----- RECORDS SHOWN -----

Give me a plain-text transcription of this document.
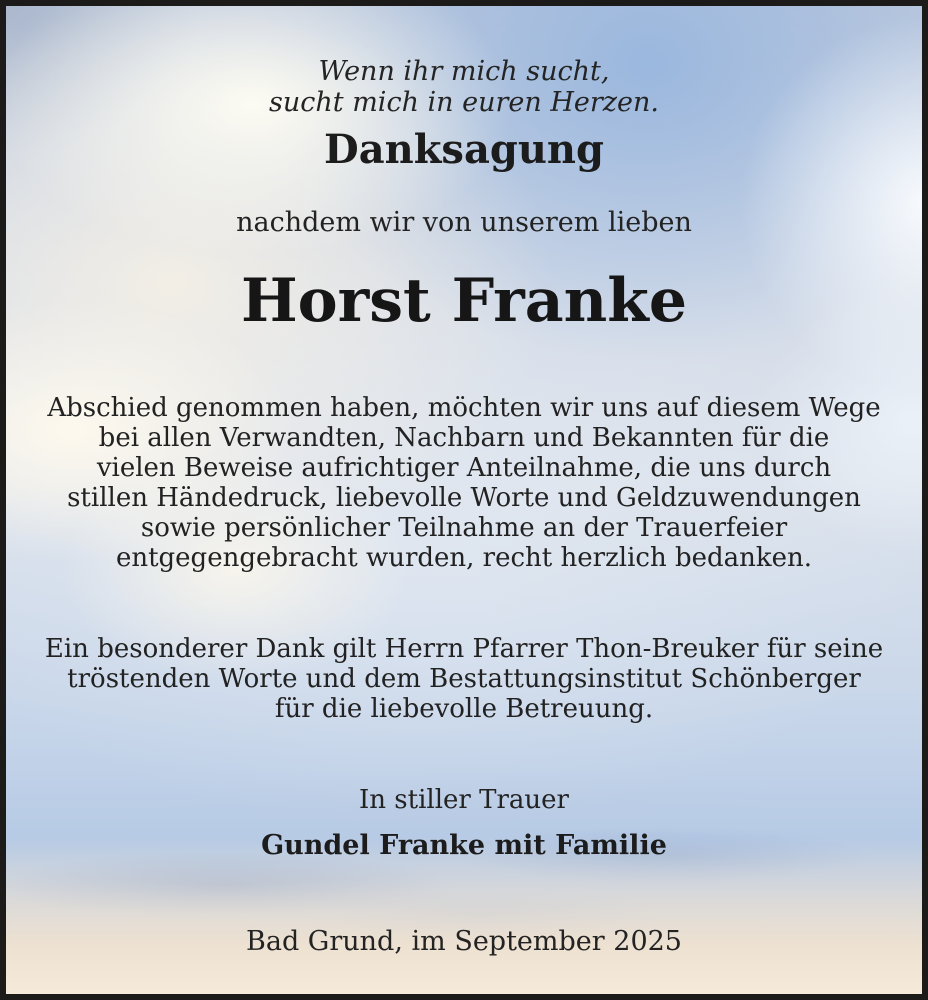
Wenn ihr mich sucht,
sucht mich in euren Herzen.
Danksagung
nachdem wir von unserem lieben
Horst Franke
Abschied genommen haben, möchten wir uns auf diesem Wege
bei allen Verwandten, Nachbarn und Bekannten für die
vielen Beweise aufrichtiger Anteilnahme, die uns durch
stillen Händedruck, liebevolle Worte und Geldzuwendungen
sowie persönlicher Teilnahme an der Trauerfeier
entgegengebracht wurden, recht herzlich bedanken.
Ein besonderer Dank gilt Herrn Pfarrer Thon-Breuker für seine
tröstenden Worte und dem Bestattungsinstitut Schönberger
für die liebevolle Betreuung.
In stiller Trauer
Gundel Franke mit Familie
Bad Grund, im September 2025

-----

Pick out the lines above containing the word "Worte", then copy them.

**RESPONSE TO THIS TASK**:
stillen Händedruck, liebevolle Worte und Geldzuwendungen
tröstenden Worte und dem Bestattungsinstitut Schönberger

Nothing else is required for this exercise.